Extract

RUN pip install --no-cache-dir -r requirements.txt

COPY train.py .

# Handle signals correctly as PID 1 in the container namespace
# Use exec form (JSON array) so the process is PID 1 directly,
# not wrapped in a shell that ignores signals.
ENTRYPOINT ["python", "train.py"]

import subprocess
import json


def run_gpu_container(
    image: str,
    script: str,
    gpu_indices: list[int],
    memory_gb: int = 16,
    cpu_cores: int = 8,
) -> subprocess.Popen:
    """Launch a GPU training container with proper resource limits.

    Key flags:
    --gpus: requests specific GPUs via nvidia-container-toolkit
    --memory: cgroup v2 memory.max (CPU RAM, not GPU VRAM)
    --cpus: cgroup v2 cpu.max
    --shm-size: /dev/shm size for DataLoader shared memory workers
    --ipc=host: share host IPC namespace (needed for some NCCL configs)
    """
    gpu_spec = ",".join(str(i) for i in gpu_indices)

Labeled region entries
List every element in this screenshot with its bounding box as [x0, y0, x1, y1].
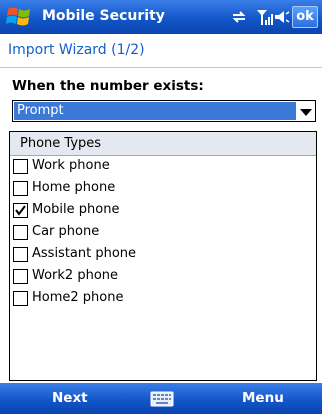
wizard-header: Import Wizard (1/2): [0, 34, 322, 68]
checkbox-checked[interactable]: [13, 203, 28, 218]
list-item-label: Car phone: [32, 224, 100, 239]
list-item-label: Home2 phone: [32, 290, 124, 305]
windows-logo-icon[interactable]: [5, 4, 33, 30]
checkbox[interactable]: [13, 225, 28, 240]
volume-icon[interactable]: [273, 7, 291, 27]
duplicate-action-dropdown[interactable]: Prompt: [12, 100, 316, 122]
signal-icon[interactable]: [255, 7, 275, 27]
checkbox[interactable]: [13, 291, 28, 306]
next-softkey[interactable]: Next: [52, 390, 88, 406]
checkbox[interactable]: [13, 181, 28, 196]
dropdown-selected-value: Prompt: [14, 102, 296, 120]
sync-icon[interactable]: [230, 7, 248, 27]
ok-button[interactable]: ok: [292, 6, 318, 28]
title-bar: Mobile Security ok: [0, 0, 322, 34]
list-item-work2-phone[interactable]: Work2 phone: [10, 266, 316, 288]
list-item-label: Work2 phone: [32, 268, 119, 283]
list-item-label: Work phone: [32, 158, 110, 173]
list-item-label: Mobile phone: [32, 202, 120, 217]
checkmark-icon: [15, 205, 26, 216]
list-header: Phone Types: [10, 132, 316, 156]
menu-softkey[interactable]: Menu: [242, 390, 284, 406]
list-item-label: Home phone: [32, 180, 116, 195]
checkbox[interactable]: [13, 159, 28, 174]
list-item-mobile-phone[interactable]: Mobile phone: [10, 200, 316, 222]
list-item-home2-phone[interactable]: Home2 phone: [10, 288, 316, 310]
softkey-bar: Next Menu: [0, 383, 322, 414]
duplicate-number-label: When the number exists:: [12, 78, 204, 94]
checkbox[interactable]: [13, 269, 28, 284]
list-item-home-phone[interactable]: Home phone: [10, 178, 316, 200]
page-title: Import Wizard (1/2): [8, 42, 145, 58]
list-item-work-phone[interactable]: Work phone: [10, 156, 316, 178]
keyboard-icon[interactable]: [150, 391, 174, 407]
list-item-car-phone[interactable]: Car phone: [10, 222, 316, 244]
list-item-assistant-phone[interactable]: Assistant phone: [10, 244, 316, 266]
list-item-label: Assistant phone: [32, 246, 137, 261]
checkbox[interactable]: [13, 247, 28, 262]
chevron-down-icon[interactable]: [299, 107, 313, 117]
phone-types-list: Phone Types Work phone Home phone Mobile…: [9, 131, 317, 381]
app-title: Mobile Security: [42, 8, 165, 24]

Tasks to complete
1. In the GPU container code, rewrite the comment that begins "# Handle signals correctly" as a brief bulleted list that keeps its main points.
2. Carry on the GPU container launcher code from its last line.
This data is separate material and is not part of the text.

Final results
1.
- The process must handle signals correctly as PID 1 in the container namespace.
- The exec form (a JSON array) makes the process PID 1 directly.
- That way it is not wrapped in a shell that ignores signals.

2.
    cmd = [
        "docker", "run", "--rm",
        f"--gpus=device={gpu_spec}",
        f"--memory={memory_gb}g",
        f"--memory-swap={memory_gb}g",  # disable swap
        f"--cpus={cpu_cores}",
        "--shm-size=16g",               # /dev/shm for DataLoader workers
        "--ulimit", "memlock=-1",       # required for GPU pinned memory
        "--ulimit", "stack=67108864",
        "-v", "/fast-storage/data:/data:ro",
        "-v", "/fast-storage/checkpoints:/checkpoints",
        image,
        "python", script,
    ]
    print("Launching container:")
    print("  " + " ".join(cmd))
    return subprocess.Popen(cmd)


def check_gpu_visibility_in_container(container_id: str) -> None:
    """Verify that a running container can see its assigned GPUs."""
    result = subprocess.run(
        ["docker", "exec", container_id, "nvidia-smi", "--query-gpu=index,name,memory.total",
         "--format=csv,noheader"],
        capture_output=True, text=True
    )
    if result.returncode == 0:
        print("GPUs visible to container:")
        for line in result.stdout.strip().splitlines():
            print(f"  {line}")
    else:
        print(f"nvidia-smi failed: {result.stderr}")

seccomp and Linux Capabilities - The Security Layer

Linux capabilities break root's omnipotence into discrete privileges. Instead of a process being "root" (all-powerful) or "not root" (powerless), capabilities allow a process to hold only the specific privileges it needs. There are approximately 40 capabilities in modern Linux kernels.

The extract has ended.